What you need to do »
Restate the whole listing word for word. Pictures are left out.

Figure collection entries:

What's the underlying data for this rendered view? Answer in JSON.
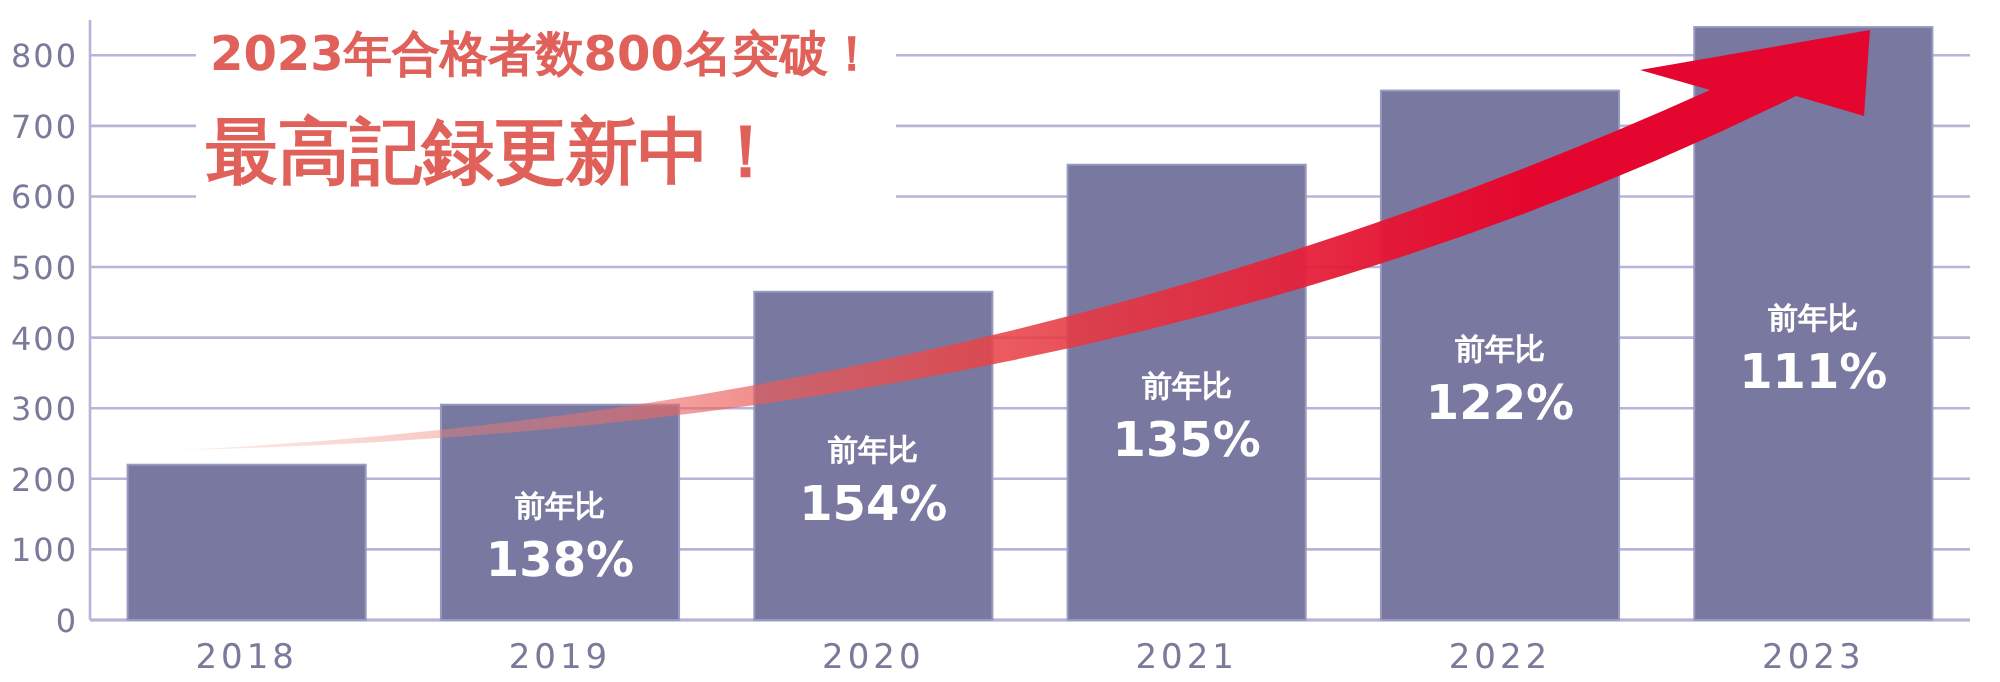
{
  "chart_data": {
    "type": "bar",
    "title": "2023年合格者数800名突破！",
    "subtitle": "最高記録更新中！",
    "categories": [
      "2018",
      "2019",
      "2020",
      "2021",
      "2022",
      "2023"
    ],
    "values": [
      220,
      305,
      465,
      645,
      750,
      840
    ],
    "color": "#7878a0",
    "ylim": [
      0,
      850
    ],
    "yticks": [
      0,
      100,
      200,
      300,
      400,
      500,
      600,
      700,
      800
    ],
    "grid": "y",
    "annotations": [
      "前年比 138%",
      "前年比 154%",
      "前年比 135%",
      "前年比 122%",
      "前年比 111%"
    ]
  }
}
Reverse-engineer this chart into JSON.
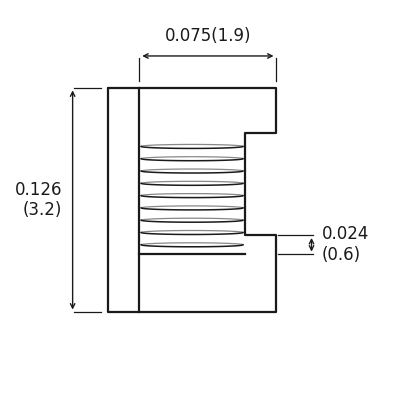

Task result »
What's the underlying data for this rendered view? Answer in JSON.
{
  "chart_data": {
    "type": "bar",
    "title": "2023年合格者数800名突破！",
    "subtitle": "最高記録更新中！",
    "categories": [
      "2018",
      "2019",
      "2020",
      "2021",
      "2022",
      "2023"
    ],
    "values": [
      220,
      305,
      465,
      645,
      750,
      840
    ],
    "color": "#7878a0",
    "ylim": [
      0,
      850
    ],
    "yticks": [
      0,
      100,
      200,
      300,
      400,
      500,
      600,
      700,
      800
    ],
    "grid": "y",
    "annotations": [
      "前年比 138%",
      "前年比 154%",
      "前年比 135%",
      "前年比 122%",
      "前年比 111%"
    ]
  }
}
Reverse-engineer this chart into JSON.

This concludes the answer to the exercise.